** Task directions **
Give every entry again, word for word.

Raw records:
******************************

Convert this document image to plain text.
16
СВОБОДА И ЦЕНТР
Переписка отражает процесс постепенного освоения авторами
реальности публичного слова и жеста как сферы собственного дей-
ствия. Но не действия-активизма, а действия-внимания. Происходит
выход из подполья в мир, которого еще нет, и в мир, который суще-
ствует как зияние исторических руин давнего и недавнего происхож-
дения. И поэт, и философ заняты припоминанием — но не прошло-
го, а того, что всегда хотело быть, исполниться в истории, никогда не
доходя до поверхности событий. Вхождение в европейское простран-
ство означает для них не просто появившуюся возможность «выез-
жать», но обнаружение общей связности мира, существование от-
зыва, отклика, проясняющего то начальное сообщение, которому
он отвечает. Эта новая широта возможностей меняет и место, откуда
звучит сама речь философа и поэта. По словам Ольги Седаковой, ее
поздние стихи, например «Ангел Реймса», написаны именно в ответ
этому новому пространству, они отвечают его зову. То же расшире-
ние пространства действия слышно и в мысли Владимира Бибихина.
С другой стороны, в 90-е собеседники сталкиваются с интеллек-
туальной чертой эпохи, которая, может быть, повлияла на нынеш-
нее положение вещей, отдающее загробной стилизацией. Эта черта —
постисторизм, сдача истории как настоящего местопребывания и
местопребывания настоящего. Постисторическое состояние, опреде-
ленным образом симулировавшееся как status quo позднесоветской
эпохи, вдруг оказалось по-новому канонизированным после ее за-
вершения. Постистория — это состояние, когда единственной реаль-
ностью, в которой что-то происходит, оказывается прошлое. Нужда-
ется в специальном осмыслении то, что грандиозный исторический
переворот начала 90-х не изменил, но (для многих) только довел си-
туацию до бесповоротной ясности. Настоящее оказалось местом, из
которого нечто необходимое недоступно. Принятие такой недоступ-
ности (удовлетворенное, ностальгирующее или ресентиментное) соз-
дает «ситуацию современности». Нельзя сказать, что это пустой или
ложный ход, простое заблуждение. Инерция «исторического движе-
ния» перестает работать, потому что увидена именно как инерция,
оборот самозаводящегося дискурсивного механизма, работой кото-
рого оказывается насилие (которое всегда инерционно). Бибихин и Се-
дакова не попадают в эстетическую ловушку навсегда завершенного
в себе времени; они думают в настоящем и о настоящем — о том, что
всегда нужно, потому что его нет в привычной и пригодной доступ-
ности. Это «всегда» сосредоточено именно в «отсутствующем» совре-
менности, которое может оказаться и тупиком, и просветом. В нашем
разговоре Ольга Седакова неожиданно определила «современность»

******************************

** Solution to the problem **
Convert this document image to plain text.
16
СВОБОДА И ЦЕНТР
Переписка отражает процесс постепенного освоения авторами
реальности публичного слова и жеста как сферы собственного дей-
ствия. Но не действия-активизма, а действия-внимания. Происходит
выход из подполья в мир, которого еще нет, и в мир, который суще-
ствует как зияние исторических руин давнего и недавнего происхож-
дения. И поэт, и философ заняты припоминанием — но не прошло-
го, а того, что всегда хотело быть, исполниться в истории, никогда не
доходя до поверхности событий. Вхождение в европейское простран-
ство означает для них не просто появившуюся возможность «выез-
жать», но обнаружение общей связности мира, существование от-
зыва, отклика, проясняющего то начальное сообщение, которому
он отвечает. Эта новая широта возможностей меняет и место, откуда
звучит сама речь философа и поэта. По словам Ольги Седаковой, ее
поздние стихи, например «Ангел Реймса», написаны именно в ответ
этому новому пространству, они отвечают его зову. То же расшире-
ние пространства действия слышно и в мысли Владимира Бибихина.
С другой стороны, в 90-е собеседники сталкиваются с интеллек-
туальной чертой эпохи, которая, может быть, повлияла на нынеш-
нее положение вещей, отдающее загробной стилизацией. Эта черта —
постисторизм, сдача истории как настоящего местопребывания и
местопребывания настоящего. Постисторическое состояние, опреде-
ленным образом симулировавшееся как status quo позднесоветской
эпохи, вдруг оказалось по-новому канонизированным после ее за-
вершения. Постистория — это состояние, когда единственной реаль-
ностью, в которой что-то происходит, оказывается прошлое. Нужда-
ется в специальном осмыслении то, что грандиозный исторический
переворот начала 90-х не изменил, но (для многих) только довел си-
туацию до бесповоротной ясности. Настоящее оказалось местом, из
которого нечто необходимое недоступно. Принятие такой недоступ-
ности (удовлетворенное, ностальгирующее или ресентиментное) соз-
дает «ситуацию современности». Нельзя сказать, что это пустой или
ложный ход, простое заблуждение. Инерция «исторического движе-
ния» перестает работать, потому что увидена именно как инерция,
оборот самозаводящегося дискурсивного механизма, работой кото-
рого оказывается насилие (которое всегда инерционно). Бибихин и Се-
дакова не попадают в эстетическую ловушку навсегда завершенного
в себе времени; они думают в настоящем и о настоящем — о том, что
всегда нужно, потому что его нет в привычной и пригодной доступ-
ности. Это «всегда» сосредоточено именно в «отсутствующем» совре-
менности, которое может оказаться и тупиком, и просветом. В нашем
разговоре Ольга Седакова неожиданно определила «современность»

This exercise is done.